### [What is expected]
All entries below are to be written out again exactly, but no picture is to be copied.

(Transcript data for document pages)

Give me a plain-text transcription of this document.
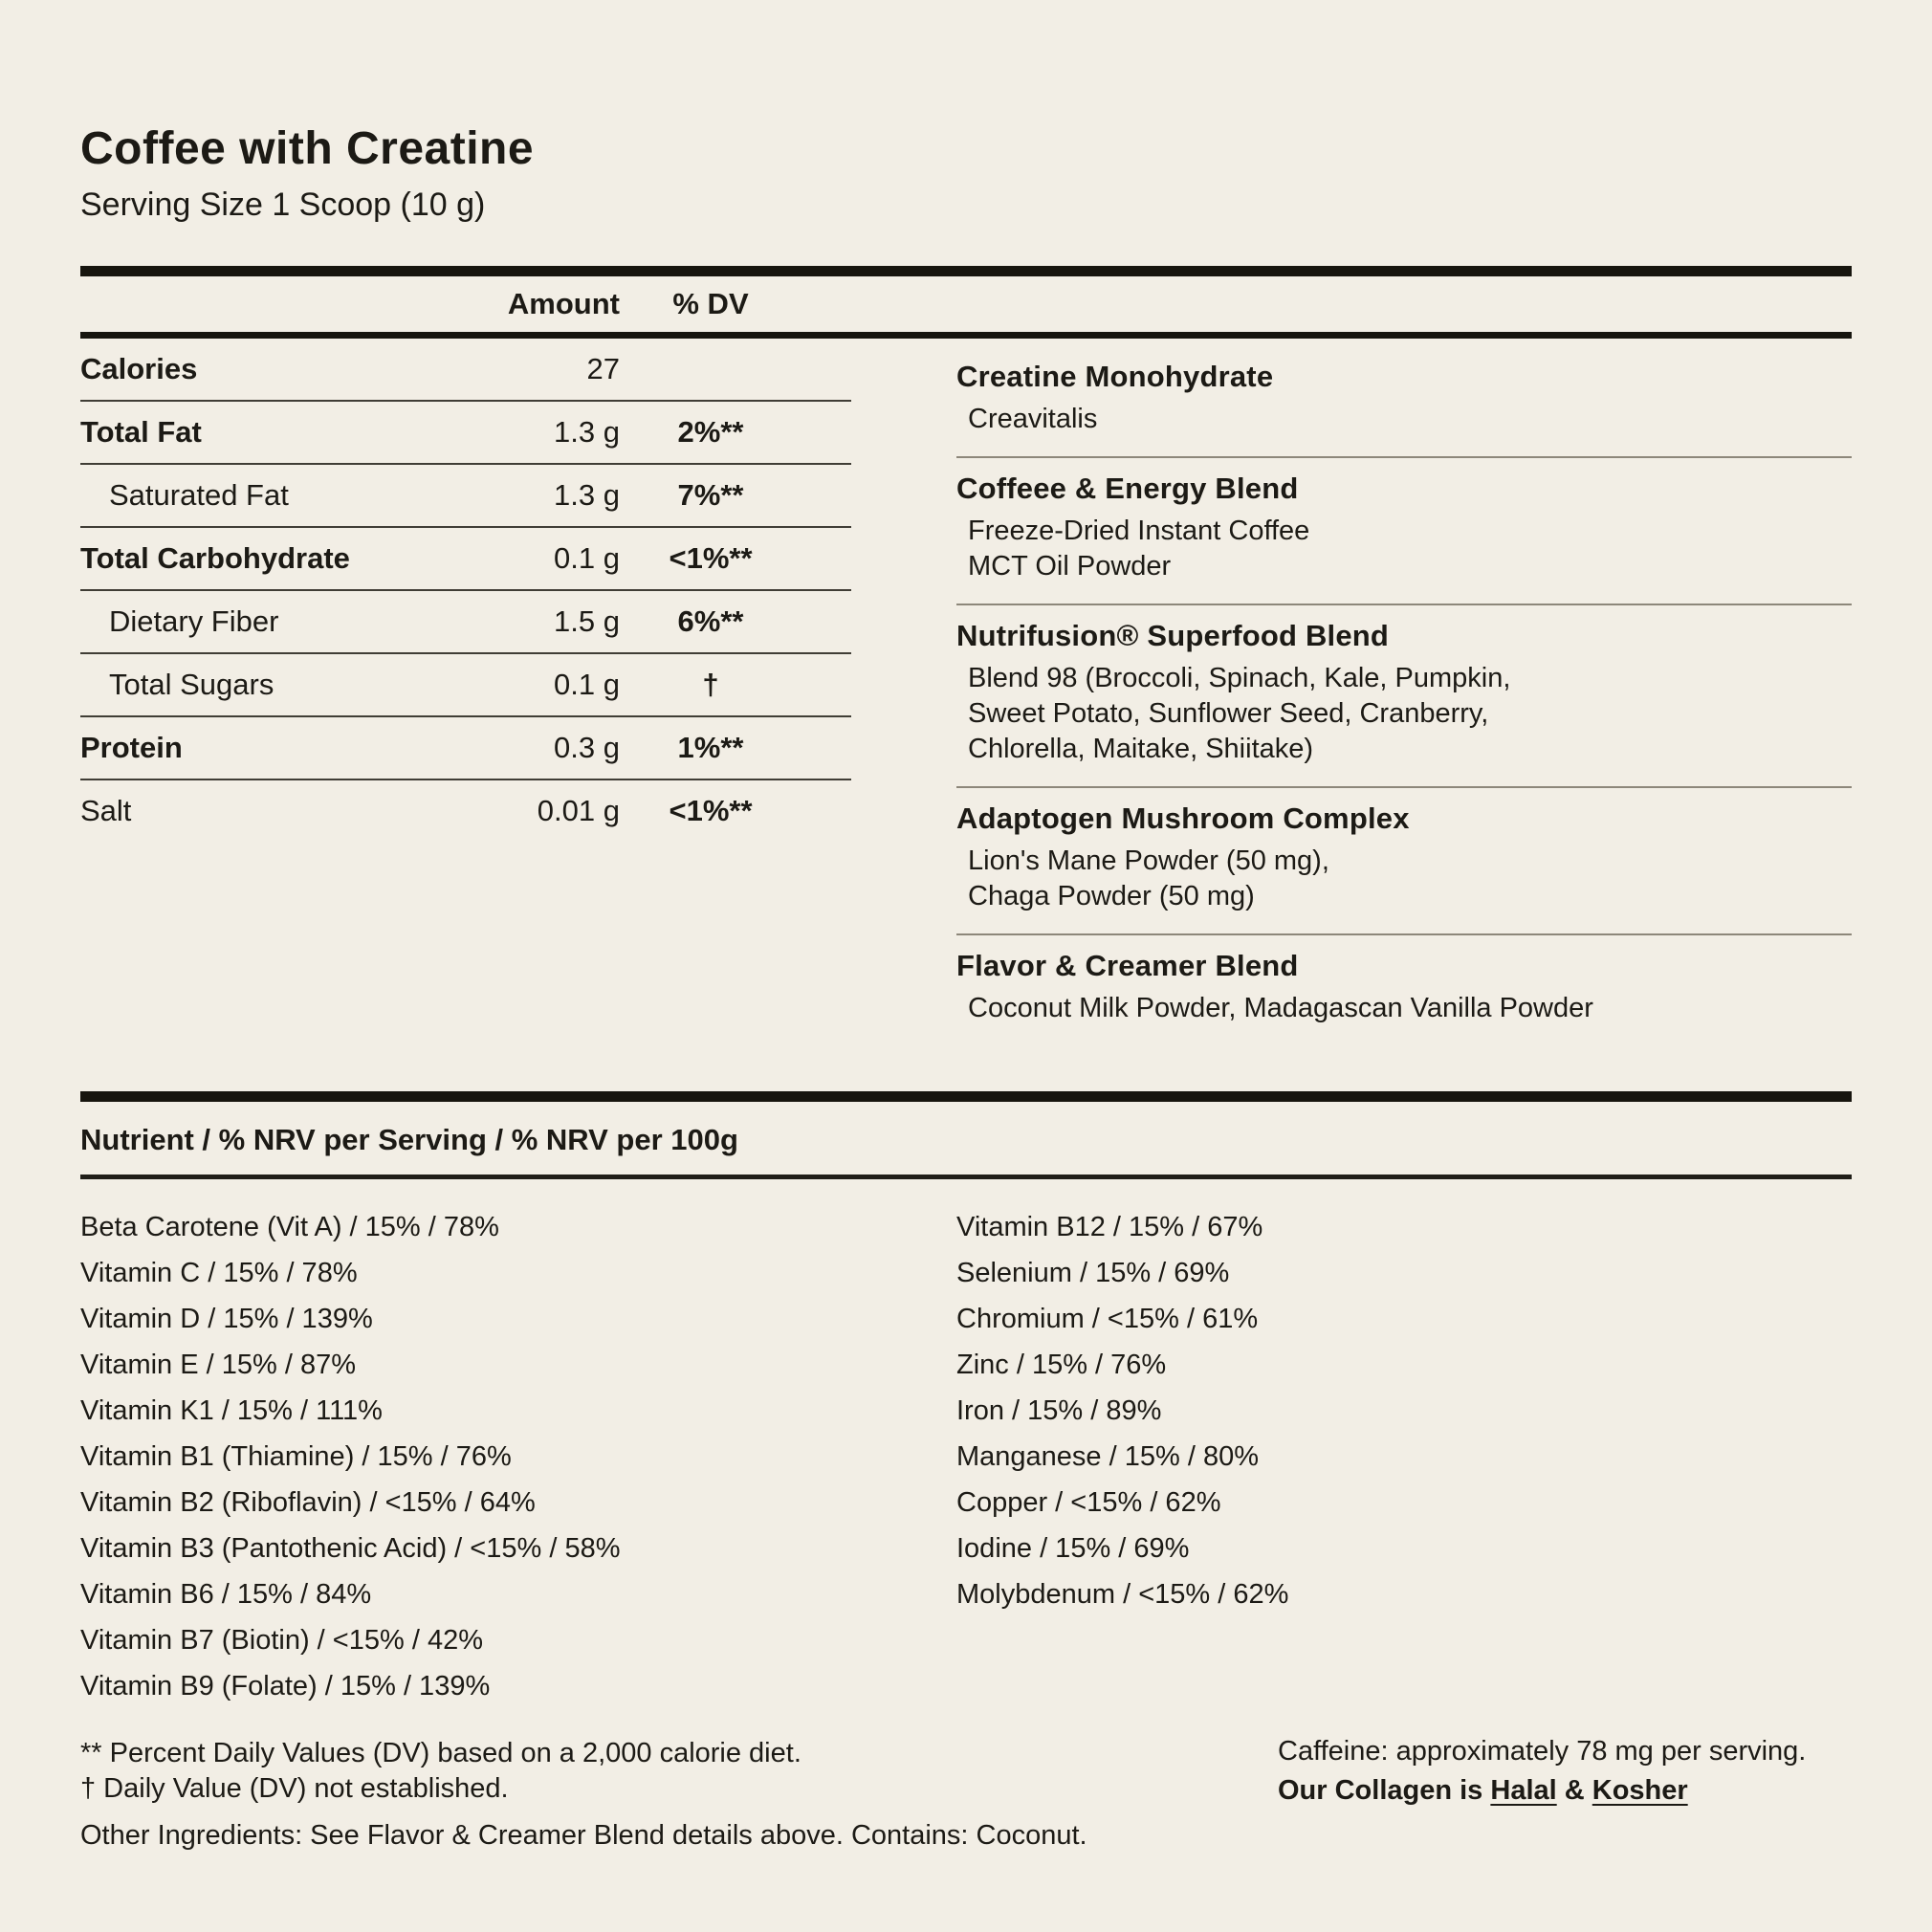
Coffee with Creatine
Serving Size 1 Scoop (10 g)
Amount	% DV
Calories	27
Total Fat	1.3 g	2%**
Saturated Fat	1.3 g	7%**
Total Carbohydrate	0.1 g	<1%**
Dietary Fiber	1.5 g	6%**
Total Sugars	0.1 g	†
Protein	0.3 g	1%**
Salt	0.01 g	<1%**
Creatine Monohydrate
Creavitalis
Coffeee & Energy Blend
Freeze-Dried Instant Coffee
MCT Oil Powder
Nutrifusion® Superfood Blend
Blend 98 (Broccoli, Spinach, Kale, Pumpkin,
Sweet Potato, Sunflower Seed, Cranberry,
Chlorella, Maitake, Shiitake)
Adaptogen Mushroom Complex
Lion's Mane Powder (50 mg),
Chaga Powder (50 mg)
Flavor & Creamer Blend
Coconut Milk Powder, Madagascan Vanilla Powder
Nutrient / % NRV per Serving / % NRV per 100g
Beta Carotene (Vit A) / 15% / 78%
Vitamin C / 15% / 78%
Vitamin D / 15% / 139%
Vitamin E / 15% / 87%
Vitamin K1 / 15% / 111%
Vitamin B1 (Thiamine) / 15% / 76%
Vitamin B2 (Riboflavin) / <15% / 64%
Vitamin B3 (Pantothenic Acid) / <15% / 58%
Vitamin B6 / 15% / 84%
Vitamin B7 (Biotin) / <15% / 42%
Vitamin B9 (Folate) / 15% / 139%
Vitamin B12 / 15% / 67%
Selenium / 15% / 69%
Chromium / <15% / 61%
Zinc / 15% / 76%
Iron / 15% / 89%
Manganese / 15% / 80%
Copper / <15% / 62%
Iodine / 15% / 69%
Molybdenum / <15% / 62%
** Percent Daily Values (DV) based on a 2,000 calorie diet.
† Daily Value (DV) not established.
Other Ingredients: See Flavor & Creamer Blend details above. Contains: Coconut.
Caffeine: approximately 78 mg per serving.
Our Collagen is Halal & Kosher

### [Final answer]
Give me a plain-text transcription of this document.
Coffee with Creatine
Serving Size 1 Scoop (10 g)
Amount	% DV
Calories	27
Total Fat	1.3 g	2%**
Saturated Fat	1.3 g	7%**
Total Carbohydrate	0.1 g	<1%**
Dietary Fiber	1.5 g	6%**
Total Sugars	0.1 g	†
Protein	0.3 g	1%**
Salt	0.01 g	<1%**
Creatine Monohydrate
Creavitalis
Coffeee & Energy Blend
Freeze-Dried Instant Coffee
MCT Oil Powder
Nutrifusion® Superfood Blend
Blend 98 (Broccoli, Spinach, Kale, Pumpkin,
Sweet Potato, Sunflower Seed, Cranberry,
Chlorella, Maitake, Shiitake)
Adaptogen Mushroom Complex
Lion's Mane Powder (50 mg),
Chaga Powder (50 mg)
Flavor & Creamer Blend
Coconut Milk Powder, Madagascan Vanilla Powder
Nutrient / % NRV per Serving / % NRV per 100g
Beta Carotene (Vit A) / 15% / 78%
Vitamin C / 15% / 78%
Vitamin D / 15% / 139%
Vitamin E / 15% / 87%
Vitamin K1 / 15% / 111%
Vitamin B1 (Thiamine) / 15% / 76%
Vitamin B2 (Riboflavin) / <15% / 64%
Vitamin B3 (Pantothenic Acid) / <15% / 58%
Vitamin B6 / 15% / 84%
Vitamin B7 (Biotin) / <15% / 42%
Vitamin B9 (Folate) / 15% / 139%
Vitamin B12 / 15% / 67%
Selenium / 15% / 69%
Chromium / <15% / 61%
Zinc / 15% / 76%
Iron / 15% / 89%
Manganese / 15% / 80%
Copper / <15% / 62%
Iodine / 15% / 69%
Molybdenum / <15% / 62%
** Percent Daily Values (DV) based on a 2,000 calorie diet.
† Daily Value (DV) not established.
Other Ingredients: See Flavor & Creamer Blend details above. Contains: Coconut.
Caffeine: approximately 78 mg per serving.
Our Collagen is Halal & Kosher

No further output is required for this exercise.